-- Given data follows --

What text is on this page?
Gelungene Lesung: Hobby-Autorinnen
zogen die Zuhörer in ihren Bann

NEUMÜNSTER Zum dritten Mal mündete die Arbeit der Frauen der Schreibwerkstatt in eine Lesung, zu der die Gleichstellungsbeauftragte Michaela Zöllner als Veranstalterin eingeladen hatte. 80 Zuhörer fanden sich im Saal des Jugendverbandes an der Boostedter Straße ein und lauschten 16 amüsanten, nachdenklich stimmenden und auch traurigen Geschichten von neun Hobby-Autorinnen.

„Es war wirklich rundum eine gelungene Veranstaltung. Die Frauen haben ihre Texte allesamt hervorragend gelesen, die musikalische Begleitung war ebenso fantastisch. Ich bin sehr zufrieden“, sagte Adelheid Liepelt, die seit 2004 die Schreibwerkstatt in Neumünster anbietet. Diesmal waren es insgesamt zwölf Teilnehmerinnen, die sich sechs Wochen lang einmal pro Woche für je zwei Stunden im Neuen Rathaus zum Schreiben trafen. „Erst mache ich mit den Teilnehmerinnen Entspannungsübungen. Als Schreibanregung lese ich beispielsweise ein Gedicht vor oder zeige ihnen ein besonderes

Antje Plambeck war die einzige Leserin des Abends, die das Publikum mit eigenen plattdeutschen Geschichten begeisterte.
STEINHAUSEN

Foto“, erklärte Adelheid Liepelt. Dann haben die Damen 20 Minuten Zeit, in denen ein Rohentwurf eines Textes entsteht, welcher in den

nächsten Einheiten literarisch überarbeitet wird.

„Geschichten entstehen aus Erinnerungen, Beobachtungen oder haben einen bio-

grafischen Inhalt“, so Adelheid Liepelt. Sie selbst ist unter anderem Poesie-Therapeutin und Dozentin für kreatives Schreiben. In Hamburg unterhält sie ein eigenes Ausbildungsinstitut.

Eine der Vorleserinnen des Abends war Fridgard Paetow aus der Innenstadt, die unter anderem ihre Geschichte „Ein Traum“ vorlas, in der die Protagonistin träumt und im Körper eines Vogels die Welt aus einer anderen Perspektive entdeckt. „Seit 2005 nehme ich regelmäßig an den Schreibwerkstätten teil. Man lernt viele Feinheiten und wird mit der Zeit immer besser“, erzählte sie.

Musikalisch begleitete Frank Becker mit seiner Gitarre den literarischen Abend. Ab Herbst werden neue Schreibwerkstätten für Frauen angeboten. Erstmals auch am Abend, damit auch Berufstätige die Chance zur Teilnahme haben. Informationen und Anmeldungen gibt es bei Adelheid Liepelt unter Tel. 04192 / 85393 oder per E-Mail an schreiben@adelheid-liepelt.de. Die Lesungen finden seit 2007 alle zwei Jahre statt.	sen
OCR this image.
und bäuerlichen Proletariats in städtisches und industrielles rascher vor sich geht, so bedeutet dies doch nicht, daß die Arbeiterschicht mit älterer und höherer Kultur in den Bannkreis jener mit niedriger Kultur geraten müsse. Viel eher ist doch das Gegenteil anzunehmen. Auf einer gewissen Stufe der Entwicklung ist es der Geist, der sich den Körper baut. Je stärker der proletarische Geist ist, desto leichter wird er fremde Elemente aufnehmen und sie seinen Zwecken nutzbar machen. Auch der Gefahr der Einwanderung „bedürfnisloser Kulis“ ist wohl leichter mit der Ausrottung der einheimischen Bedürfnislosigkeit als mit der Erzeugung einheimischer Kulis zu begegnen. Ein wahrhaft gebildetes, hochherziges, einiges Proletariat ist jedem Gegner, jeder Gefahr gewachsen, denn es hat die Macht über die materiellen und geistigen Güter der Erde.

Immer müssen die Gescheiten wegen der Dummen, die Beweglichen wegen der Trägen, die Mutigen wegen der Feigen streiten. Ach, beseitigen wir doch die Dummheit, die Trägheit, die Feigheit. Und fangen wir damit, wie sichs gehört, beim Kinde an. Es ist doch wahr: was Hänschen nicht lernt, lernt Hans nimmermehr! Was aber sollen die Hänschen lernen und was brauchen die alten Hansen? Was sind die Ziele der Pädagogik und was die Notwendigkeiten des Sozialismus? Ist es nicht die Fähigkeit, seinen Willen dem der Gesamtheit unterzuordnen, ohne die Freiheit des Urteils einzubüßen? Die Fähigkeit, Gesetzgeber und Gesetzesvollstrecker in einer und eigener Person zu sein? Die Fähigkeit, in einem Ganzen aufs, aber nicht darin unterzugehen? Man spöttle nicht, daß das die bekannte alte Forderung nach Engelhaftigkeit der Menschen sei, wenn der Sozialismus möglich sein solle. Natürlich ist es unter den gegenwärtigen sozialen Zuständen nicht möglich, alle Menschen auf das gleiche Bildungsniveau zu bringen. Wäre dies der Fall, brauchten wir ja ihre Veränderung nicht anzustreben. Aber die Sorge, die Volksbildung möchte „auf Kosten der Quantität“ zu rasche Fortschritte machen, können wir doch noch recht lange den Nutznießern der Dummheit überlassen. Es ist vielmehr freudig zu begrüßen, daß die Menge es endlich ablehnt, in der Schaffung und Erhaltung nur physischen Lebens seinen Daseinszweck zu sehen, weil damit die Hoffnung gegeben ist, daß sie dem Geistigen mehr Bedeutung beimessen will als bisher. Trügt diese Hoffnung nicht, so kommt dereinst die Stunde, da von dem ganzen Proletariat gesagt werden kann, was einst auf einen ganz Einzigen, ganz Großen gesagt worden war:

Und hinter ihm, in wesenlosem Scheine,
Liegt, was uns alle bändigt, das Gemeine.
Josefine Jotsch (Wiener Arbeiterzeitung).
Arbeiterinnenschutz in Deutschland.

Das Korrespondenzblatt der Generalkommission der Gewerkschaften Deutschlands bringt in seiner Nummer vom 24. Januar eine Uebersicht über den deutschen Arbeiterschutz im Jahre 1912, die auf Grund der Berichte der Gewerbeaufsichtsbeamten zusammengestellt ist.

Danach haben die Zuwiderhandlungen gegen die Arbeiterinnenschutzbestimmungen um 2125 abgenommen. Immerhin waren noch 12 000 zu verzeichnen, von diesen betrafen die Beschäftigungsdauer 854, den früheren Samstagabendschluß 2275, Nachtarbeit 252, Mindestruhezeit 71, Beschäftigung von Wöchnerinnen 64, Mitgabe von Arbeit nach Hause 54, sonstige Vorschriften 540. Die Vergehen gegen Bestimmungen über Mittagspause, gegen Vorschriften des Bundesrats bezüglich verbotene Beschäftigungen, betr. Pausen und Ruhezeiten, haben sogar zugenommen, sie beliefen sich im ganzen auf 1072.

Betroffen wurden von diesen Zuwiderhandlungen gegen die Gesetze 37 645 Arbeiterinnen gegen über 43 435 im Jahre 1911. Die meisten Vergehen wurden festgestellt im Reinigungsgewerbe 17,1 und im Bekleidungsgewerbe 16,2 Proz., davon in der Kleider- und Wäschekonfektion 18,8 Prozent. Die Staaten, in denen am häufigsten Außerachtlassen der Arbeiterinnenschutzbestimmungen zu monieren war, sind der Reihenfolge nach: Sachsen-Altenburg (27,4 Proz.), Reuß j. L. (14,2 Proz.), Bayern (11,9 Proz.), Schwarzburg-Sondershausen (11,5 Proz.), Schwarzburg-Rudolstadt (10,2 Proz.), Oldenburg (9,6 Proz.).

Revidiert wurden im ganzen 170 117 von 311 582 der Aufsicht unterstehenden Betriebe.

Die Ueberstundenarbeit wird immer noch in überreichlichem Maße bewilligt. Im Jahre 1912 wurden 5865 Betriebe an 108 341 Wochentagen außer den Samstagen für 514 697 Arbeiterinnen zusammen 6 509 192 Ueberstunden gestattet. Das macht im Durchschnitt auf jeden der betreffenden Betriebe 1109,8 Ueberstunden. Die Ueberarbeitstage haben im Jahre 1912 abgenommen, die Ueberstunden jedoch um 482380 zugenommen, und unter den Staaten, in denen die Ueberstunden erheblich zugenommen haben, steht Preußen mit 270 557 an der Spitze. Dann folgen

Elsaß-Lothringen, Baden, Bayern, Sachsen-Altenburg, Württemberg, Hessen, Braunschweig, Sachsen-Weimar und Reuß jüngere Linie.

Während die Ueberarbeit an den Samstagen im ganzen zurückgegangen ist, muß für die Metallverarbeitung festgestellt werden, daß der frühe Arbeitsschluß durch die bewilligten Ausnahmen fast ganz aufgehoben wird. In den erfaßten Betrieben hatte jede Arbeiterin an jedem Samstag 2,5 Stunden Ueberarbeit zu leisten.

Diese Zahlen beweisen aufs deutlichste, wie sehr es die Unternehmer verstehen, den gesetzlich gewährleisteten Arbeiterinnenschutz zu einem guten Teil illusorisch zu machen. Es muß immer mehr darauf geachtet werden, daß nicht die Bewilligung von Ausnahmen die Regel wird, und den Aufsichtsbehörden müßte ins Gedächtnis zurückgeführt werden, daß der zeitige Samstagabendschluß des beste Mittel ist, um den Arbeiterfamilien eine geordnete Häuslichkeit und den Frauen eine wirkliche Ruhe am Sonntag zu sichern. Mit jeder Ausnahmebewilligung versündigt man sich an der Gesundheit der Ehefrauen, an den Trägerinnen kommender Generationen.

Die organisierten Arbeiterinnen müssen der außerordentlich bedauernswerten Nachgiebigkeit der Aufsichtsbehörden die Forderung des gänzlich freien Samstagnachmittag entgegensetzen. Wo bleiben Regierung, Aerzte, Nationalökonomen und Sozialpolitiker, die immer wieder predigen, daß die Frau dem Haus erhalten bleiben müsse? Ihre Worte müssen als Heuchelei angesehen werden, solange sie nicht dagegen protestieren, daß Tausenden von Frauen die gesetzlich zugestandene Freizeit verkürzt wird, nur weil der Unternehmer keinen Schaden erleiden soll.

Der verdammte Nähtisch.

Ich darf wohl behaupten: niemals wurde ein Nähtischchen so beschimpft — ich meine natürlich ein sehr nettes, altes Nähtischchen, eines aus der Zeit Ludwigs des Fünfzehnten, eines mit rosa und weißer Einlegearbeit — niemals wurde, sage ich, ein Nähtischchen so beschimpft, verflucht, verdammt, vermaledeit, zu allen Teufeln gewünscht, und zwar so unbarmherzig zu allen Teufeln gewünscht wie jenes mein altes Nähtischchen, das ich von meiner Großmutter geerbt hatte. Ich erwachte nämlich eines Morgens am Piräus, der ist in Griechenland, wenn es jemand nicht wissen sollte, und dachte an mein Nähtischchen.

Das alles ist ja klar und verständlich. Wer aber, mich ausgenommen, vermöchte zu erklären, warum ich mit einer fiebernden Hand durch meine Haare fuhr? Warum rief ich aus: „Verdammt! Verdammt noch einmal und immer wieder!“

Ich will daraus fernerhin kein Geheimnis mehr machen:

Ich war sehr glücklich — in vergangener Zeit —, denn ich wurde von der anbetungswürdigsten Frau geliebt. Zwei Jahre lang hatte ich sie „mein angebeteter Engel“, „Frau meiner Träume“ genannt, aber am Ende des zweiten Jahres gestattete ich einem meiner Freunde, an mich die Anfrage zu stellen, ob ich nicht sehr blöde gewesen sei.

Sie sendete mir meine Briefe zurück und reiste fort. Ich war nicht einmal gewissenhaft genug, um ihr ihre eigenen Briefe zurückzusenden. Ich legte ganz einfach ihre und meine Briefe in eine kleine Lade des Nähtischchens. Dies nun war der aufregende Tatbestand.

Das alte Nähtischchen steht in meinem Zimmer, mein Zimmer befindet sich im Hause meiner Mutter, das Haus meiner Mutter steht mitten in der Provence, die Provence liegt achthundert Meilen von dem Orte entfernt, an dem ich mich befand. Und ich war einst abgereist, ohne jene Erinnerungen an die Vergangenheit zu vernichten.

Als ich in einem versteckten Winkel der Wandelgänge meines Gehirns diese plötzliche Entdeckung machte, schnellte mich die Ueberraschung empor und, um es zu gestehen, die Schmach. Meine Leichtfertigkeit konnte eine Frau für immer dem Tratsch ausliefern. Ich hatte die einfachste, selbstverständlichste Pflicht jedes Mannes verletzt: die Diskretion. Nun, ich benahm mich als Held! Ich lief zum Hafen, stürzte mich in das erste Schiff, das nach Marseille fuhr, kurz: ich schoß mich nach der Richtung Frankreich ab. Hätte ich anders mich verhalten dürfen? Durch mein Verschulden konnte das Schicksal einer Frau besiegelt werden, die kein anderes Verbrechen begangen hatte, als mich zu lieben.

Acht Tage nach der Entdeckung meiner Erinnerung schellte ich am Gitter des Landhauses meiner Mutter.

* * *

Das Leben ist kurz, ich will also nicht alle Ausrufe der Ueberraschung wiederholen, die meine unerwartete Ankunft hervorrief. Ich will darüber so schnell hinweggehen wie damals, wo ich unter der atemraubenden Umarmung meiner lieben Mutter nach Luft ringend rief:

-- Given data concluded --

Problem requirements —
Tally the lines in the listing that hold "Altenburg" and report the number alone.

Finished task —
2